▶ [Exercise details]:
Among the entries, which lines carry the string "JSON"? Copy each of them.

[Stored entries]
BEGIN
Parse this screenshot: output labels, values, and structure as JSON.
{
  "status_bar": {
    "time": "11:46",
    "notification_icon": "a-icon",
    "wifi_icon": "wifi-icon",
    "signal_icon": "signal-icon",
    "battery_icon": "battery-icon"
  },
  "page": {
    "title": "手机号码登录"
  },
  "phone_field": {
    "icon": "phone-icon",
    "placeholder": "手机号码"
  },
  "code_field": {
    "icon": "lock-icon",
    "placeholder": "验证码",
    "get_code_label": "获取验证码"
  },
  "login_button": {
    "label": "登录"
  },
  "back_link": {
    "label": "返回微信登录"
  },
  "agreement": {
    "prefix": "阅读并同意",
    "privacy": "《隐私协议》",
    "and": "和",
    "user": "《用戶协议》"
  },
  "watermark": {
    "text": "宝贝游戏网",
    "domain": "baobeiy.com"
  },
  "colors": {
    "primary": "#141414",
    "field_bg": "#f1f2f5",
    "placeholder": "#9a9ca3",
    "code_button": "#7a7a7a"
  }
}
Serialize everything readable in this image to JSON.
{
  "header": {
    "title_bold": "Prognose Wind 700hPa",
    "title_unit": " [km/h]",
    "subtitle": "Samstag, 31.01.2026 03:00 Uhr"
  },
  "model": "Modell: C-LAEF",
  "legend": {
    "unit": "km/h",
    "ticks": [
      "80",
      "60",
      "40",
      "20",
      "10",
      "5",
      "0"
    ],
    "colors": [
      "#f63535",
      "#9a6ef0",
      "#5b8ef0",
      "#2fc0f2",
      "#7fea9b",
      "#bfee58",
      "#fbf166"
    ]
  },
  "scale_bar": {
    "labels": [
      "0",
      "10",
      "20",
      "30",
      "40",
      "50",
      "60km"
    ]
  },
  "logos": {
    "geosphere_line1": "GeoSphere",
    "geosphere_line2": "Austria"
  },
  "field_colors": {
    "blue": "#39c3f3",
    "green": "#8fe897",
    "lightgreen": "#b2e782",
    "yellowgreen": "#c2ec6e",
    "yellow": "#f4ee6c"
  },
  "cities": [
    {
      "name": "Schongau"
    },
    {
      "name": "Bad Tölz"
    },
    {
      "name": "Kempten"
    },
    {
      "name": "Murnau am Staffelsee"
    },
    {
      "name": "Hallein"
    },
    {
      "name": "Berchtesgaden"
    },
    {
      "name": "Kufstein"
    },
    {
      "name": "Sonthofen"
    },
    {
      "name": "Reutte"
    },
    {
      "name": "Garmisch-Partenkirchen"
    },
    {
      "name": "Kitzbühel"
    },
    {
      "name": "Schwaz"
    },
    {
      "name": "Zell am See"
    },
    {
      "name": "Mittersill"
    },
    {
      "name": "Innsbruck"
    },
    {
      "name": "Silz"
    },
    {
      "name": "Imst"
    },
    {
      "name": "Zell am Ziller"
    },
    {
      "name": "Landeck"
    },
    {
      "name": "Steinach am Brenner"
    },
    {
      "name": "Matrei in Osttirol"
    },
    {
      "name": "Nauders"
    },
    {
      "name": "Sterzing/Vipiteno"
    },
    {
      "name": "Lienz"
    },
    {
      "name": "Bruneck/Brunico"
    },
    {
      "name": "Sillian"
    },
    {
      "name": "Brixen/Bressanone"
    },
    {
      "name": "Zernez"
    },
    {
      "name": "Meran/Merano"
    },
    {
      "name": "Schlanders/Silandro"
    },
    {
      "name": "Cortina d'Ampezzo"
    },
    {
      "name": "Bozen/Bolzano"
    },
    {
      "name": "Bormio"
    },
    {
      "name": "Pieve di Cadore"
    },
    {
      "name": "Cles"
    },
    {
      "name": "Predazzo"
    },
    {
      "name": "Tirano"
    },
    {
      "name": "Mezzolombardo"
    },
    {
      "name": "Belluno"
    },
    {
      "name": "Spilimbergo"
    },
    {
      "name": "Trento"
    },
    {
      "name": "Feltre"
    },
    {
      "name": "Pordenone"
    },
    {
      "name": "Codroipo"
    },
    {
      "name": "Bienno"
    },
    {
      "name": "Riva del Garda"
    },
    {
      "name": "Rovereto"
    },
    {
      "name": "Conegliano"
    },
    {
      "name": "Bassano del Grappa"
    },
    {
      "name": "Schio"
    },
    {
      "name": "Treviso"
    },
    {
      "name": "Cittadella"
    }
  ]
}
END
▶ [Final result]:
Parse this screenshot: output labels, values, and structure as JSON.
Serialize everything readable in this image to JSON.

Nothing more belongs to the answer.